Information shown
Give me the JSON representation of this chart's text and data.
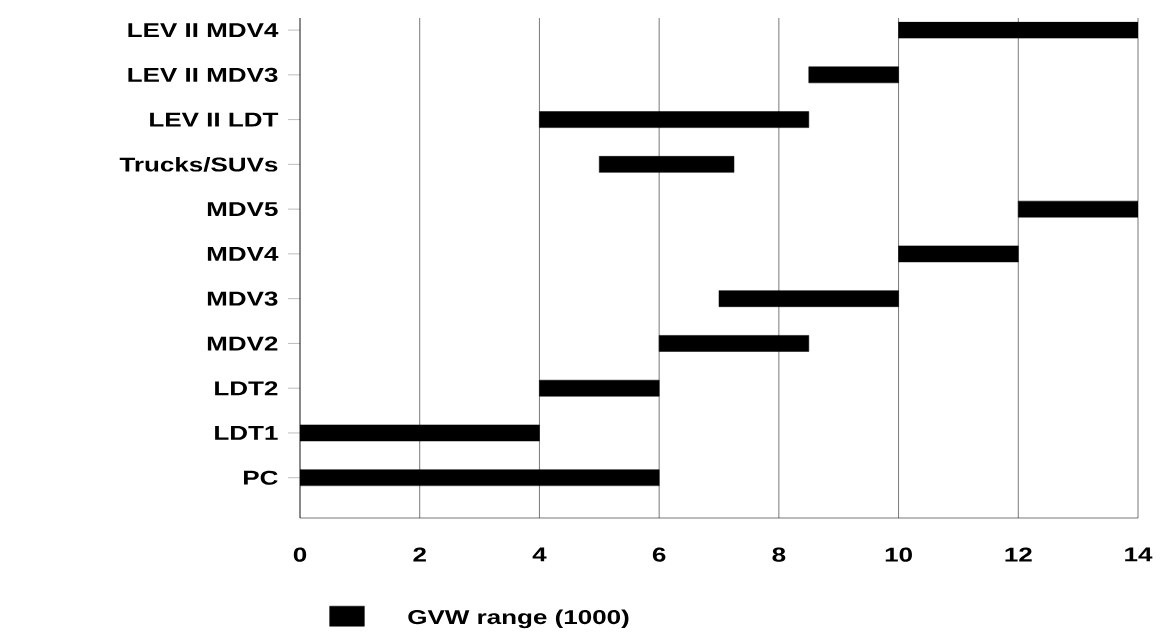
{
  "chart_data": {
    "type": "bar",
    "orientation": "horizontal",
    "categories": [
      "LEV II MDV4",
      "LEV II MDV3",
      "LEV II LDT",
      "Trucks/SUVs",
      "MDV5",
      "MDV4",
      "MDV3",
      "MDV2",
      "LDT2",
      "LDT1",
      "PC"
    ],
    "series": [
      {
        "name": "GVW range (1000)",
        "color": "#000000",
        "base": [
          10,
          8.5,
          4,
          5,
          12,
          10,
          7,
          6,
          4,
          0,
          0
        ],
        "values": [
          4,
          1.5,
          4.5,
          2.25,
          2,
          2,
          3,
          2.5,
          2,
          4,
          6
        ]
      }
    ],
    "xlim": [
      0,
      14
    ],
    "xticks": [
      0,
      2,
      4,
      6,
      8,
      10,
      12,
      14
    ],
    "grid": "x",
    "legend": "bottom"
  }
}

Request
Your task is to copy the entries in full and exactly, without any images.

Solution for this exercise
Give me the JSON representation of this chart's text and data.
{
  "chart_data": {
    "type": "bar",
    "orientation": "horizontal",
    "categories": [
      "LEV II MDV4",
      "LEV II MDV3",
      "LEV II LDT",
      "Trucks/SUVs",
      "MDV5",
      "MDV4",
      "MDV3",
      "MDV2",
      "LDT2",
      "LDT1",
      "PC"
    ],
    "series": [
      {
        "name": "GVW range (1000)",
        "color": "#000000",
        "base": [
          10,
          8.5,
          4,
          5,
          12,
          10,
          7,
          6,
          4,
          0,
          0
        ],
        "values": [
          4,
          1.5,
          4.5,
          2.25,
          2,
          2,
          3,
          2.5,
          2,
          4,
          6
        ]
      }
    ],
    "xlim": [
      0,
      14
    ],
    "xticks": [
      0,
      2,
      4,
      6,
      8,
      10,
      12,
      14
    ],
    "grid": "x",
    "legend": "bottom"
  }
}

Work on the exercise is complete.